Directive: Set all the material down again unchanged, without the pictures.

+-------+

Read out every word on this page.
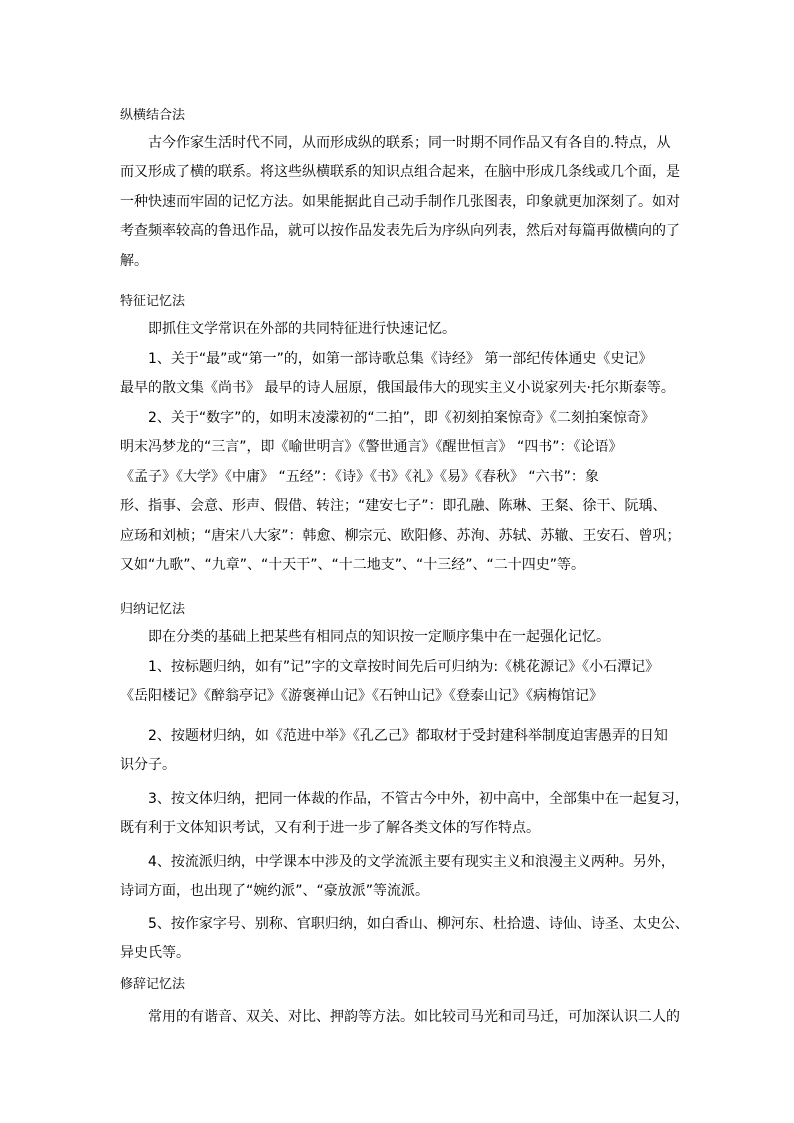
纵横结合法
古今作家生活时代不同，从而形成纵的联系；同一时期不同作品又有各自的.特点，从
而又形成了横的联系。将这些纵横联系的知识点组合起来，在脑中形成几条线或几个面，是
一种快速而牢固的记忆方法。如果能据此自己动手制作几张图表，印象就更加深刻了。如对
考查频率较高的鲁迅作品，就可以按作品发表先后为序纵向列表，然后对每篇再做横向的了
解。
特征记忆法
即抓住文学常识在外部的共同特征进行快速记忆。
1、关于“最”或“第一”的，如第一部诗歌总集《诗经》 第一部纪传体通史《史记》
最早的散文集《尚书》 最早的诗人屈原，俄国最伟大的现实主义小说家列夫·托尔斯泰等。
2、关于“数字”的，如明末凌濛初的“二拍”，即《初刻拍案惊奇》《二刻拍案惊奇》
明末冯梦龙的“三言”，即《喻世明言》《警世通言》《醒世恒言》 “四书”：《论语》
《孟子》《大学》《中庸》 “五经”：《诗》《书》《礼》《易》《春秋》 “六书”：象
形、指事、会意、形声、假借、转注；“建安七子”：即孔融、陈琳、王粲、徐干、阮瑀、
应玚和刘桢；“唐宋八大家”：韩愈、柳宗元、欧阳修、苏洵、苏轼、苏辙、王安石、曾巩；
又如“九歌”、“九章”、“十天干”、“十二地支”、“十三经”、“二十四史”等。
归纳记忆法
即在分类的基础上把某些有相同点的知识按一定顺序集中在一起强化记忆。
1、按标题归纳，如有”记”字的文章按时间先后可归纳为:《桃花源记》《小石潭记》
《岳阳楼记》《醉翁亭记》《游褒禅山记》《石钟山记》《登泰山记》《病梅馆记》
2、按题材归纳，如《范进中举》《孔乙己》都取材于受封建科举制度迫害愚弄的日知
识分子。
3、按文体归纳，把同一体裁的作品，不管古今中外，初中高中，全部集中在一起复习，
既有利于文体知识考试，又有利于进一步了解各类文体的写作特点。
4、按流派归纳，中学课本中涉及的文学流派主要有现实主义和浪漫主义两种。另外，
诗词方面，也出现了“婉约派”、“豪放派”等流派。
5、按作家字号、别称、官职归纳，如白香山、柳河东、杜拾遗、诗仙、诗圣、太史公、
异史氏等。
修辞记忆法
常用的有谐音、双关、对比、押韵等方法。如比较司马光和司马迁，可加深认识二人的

+-------+

Result of this exercise:
Read out every word on this page.
纵横结合法
古今作家生活时代不同，从而形成纵的联系；同一时期不同作品又有各自的.特点，从
而又形成了横的联系。将这些纵横联系的知识点组合起来，在脑中形成几条线或几个面，是
一种快速而牢固的记忆方法。如果能据此自己动手制作几张图表，印象就更加深刻了。如对
考查频率较高的鲁迅作品，就可以按作品发表先后为序纵向列表，然后对每篇再做横向的了
解。
特征记忆法
即抓住文学常识在外部的共同特征进行快速记忆。
1、关于“最”或“第一”的，如第一部诗歌总集《诗经》 第一部纪传体通史《史记》
最早的散文集《尚书》 最早的诗人屈原，俄国最伟大的现实主义小说家列夫·托尔斯泰等。
2、关于“数字”的，如明末凌濛初的“二拍”，即《初刻拍案惊奇》《二刻拍案惊奇》
明末冯梦龙的“三言”，即《喻世明言》《警世通言》《醒世恒言》 “四书”：《论语》
《孟子》《大学》《中庸》 “五经”：《诗》《书》《礼》《易》《春秋》 “六书”：象
形、指事、会意、形声、假借、转注；“建安七子”：即孔融、陈琳、王粲、徐干、阮瑀、
应玚和刘桢；“唐宋八大家”：韩愈、柳宗元、欧阳修、苏洵、苏轼、苏辙、王安石、曾巩；
又如“九歌”、“九章”、“十天干”、“十二地支”、“十三经”、“二十四史”等。
归纳记忆法
即在分类的基础上把某些有相同点的知识按一定顺序集中在一起强化记忆。
1、按标题归纳，如有”记”字的文章按时间先后可归纳为:《桃花源记》《小石潭记》
《岳阳楼记》《醉翁亭记》《游褒禅山记》《石钟山记》《登泰山记》《病梅馆记》
2、按题材归纳，如《范进中举》《孔乙己》都取材于受封建科举制度迫害愚弄的日知
识分子。
3、按文体归纳，把同一体裁的作品，不管古今中外，初中高中，全部集中在一起复习，
既有利于文体知识考试，又有利于进一步了解各类文体的写作特点。
4、按流派归纳，中学课本中涉及的文学流派主要有现实主义和浪漫主义两种。另外，
诗词方面，也出现了“婉约派”、“豪放派”等流派。
5、按作家字号、别称、官职归纳，如白香山、柳河东、杜拾遗、诗仙、诗圣、太史公、
异史氏等。
修辞记忆法
常用的有谐音、双关、对比、押韵等方法。如比较司马光和司马迁，可加深认识二人的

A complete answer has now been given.